>Due to carpal tunnel syndrome, I have to rest my hands for a week or
>two. I probably won't even be checking my email, since the doc says
>complete rest is very important.
Eliezer:
I am not sure if this is of any particular direct relevance to you, but I thought you might be interested.
best, patrick
Research published in this week's (10 April) edition of New Scientist has shed light on the cause of the most elusive type of repetitive strain injury (RSI). The early findings have already led to alternative treatments radically different from established practice, that could potentially help tens of thousands of sufferers to make a recovery. The new evidence could also lead to better ways of preventing the affliction in the future.
RSI covers a whole category of injuries that result not from a single incident but from sustaining a particular activity over a long period of time. In some forms -- such as carpal tunnel syndrome which causes chronic pain and irritation in the wrist -- problems are due to physical damage that can be observed and treated with surgery, but other forms have proven more puzzling. Keyboard users complaining of unfocussed pain or a general lack of dexterity in their hands or forearms have baffled doctors by displaying no signs of physical damage. These forms of RSI are labelled overuse syndrome and patients are advised simply to rest in the hope that their symptoms will disappear.
Researchers in the US and Germany have discovered that rest may be useless for these particular sufferers. Experiments have shown that long periods spent making rapid, repetitive hand movements can lead to harmful changes within the brain, rather than in the hand. Change in itself is normal, because the parts of the brain used to monitor sensation and control movement are continually being honed by experience. However, the researchers postulate that some rapid hand movements are effectively 'fooling' the brain into making the wrong kind of adjustments to its map of the body.

============================================================

* [WHAT NEEDS TO BE DONE]: Rewrite the note on repetitive strain injury from the words "best, patrick" through the words "in the future.", and swap each "sufferers" for "patients".

[Document layout detection data]

============================================================

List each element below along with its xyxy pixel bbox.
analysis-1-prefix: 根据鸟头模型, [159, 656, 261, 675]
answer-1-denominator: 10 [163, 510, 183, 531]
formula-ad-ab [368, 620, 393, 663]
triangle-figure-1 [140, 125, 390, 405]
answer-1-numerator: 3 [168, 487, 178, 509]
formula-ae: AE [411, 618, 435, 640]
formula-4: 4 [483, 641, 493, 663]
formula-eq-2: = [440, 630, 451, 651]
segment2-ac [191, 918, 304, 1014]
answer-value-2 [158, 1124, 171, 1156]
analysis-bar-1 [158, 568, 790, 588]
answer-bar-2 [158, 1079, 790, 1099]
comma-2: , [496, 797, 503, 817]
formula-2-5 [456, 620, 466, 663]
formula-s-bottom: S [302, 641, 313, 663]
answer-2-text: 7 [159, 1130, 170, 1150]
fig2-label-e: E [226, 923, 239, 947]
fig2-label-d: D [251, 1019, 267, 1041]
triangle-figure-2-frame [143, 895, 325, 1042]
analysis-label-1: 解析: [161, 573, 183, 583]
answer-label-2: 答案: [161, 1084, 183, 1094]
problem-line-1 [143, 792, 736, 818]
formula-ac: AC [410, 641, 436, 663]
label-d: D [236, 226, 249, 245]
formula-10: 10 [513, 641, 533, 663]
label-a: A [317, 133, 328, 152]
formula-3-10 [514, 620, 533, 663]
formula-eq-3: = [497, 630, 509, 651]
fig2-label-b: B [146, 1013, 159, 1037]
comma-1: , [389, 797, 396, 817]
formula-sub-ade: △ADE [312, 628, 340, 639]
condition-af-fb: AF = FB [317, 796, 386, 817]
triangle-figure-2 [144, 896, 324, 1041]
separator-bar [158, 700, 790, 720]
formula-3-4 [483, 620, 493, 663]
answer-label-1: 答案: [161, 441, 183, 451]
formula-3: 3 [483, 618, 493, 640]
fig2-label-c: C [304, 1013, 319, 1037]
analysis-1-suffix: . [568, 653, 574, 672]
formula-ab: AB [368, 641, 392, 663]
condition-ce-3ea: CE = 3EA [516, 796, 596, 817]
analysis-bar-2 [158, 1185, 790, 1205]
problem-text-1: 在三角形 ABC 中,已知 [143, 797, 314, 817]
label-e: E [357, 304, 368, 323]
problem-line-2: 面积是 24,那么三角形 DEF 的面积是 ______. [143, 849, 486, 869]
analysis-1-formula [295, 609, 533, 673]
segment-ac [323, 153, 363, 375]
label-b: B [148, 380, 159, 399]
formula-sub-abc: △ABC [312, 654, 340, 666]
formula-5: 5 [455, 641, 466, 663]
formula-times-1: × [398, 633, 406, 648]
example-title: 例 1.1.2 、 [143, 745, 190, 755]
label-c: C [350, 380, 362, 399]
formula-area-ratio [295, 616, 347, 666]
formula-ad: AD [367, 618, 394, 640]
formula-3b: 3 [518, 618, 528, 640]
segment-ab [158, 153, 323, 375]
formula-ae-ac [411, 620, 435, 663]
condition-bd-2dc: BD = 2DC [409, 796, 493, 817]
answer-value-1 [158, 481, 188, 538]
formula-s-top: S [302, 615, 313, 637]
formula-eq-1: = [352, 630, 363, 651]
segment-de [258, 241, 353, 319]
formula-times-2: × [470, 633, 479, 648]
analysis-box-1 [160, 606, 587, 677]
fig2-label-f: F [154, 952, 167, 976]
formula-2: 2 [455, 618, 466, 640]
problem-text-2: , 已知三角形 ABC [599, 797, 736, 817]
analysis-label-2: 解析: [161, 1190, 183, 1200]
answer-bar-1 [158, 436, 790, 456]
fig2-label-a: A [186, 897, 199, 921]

============================================================

* [RESPONSE AREA]:
best, patrick
Research published in this week's (10 April) edition of New Scientist has shed light on the cause of the most elusive type of repetitive strain injury (RSI). The early findings have already led to alternative treatments radically different from established practice, that could potentially help tens of thousands of patients to make a recovery. The new evidence could also lead to better ways of preventing the affliction in the future.